* OBJECTIVE:
Quote, without change, all of the lines that follow.
-- DATASET EXCERPTS start --
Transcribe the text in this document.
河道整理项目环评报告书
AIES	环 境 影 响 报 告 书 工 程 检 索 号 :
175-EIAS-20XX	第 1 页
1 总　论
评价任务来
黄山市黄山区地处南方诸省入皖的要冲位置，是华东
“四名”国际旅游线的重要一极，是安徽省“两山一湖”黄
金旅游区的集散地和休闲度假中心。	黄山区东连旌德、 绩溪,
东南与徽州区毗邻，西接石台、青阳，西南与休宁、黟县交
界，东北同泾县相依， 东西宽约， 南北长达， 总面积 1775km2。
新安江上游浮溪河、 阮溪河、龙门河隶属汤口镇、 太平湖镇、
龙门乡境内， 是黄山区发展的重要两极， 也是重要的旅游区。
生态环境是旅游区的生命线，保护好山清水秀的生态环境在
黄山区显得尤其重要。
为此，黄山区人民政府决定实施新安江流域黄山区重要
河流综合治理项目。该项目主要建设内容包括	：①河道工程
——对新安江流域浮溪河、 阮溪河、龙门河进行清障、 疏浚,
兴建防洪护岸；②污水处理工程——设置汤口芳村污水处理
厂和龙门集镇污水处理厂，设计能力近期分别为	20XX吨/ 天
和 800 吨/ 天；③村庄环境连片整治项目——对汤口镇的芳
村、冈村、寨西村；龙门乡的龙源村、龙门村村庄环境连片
-- DATASET EXCERPTS end --
* ANSWER FOR THIS EXERCISE:
Transcribe the text in this document.
河道整理项目环评报告书
AIES	环 境 影 响 报 告 书 工 程 检 索 号 :
175-EIAS-20XX	第 1 页
1 总　论
评价任务来
黄山市黄山区地处南方诸省入皖的要冲位置，是华东
“四名”国际旅游线的重要一极，是安徽省“两山一湖”黄
金旅游区的集散地和休闲度假中心。	黄山区东连旌德、 绩溪,
东南与徽州区毗邻，西接石台、青阳，西南与休宁、黟县交
界，东北同泾县相依， 东西宽约， 南北长达， 总面积 1775km2。
新安江上游浮溪河、 阮溪河、龙门河隶属汤口镇、 太平湖镇、
龙门乡境内， 是黄山区发展的重要两极， 也是重要的旅游区。
生态环境是旅游区的生命线，保护好山清水秀的生态环境在
黄山区显得尤其重要。
为此，黄山区人民政府决定实施新安江流域黄山区重要
河流综合治理项目。该项目主要建设内容包括	：①河道工程
——对新安江流域浮溪河、 阮溪河、龙门河进行清障、 疏浚,
兴建防洪护岸；②污水处理工程——设置汤口芳村污水处理
厂和龙门集镇污水处理厂，设计能力近期分别为	20XX吨/ 天
和 800 吨/ 天；③村庄环境连片整治项目——对汤口镇的芳
村、冈村、寨西村；龙门乡的龙源村、龙门村村庄环境连片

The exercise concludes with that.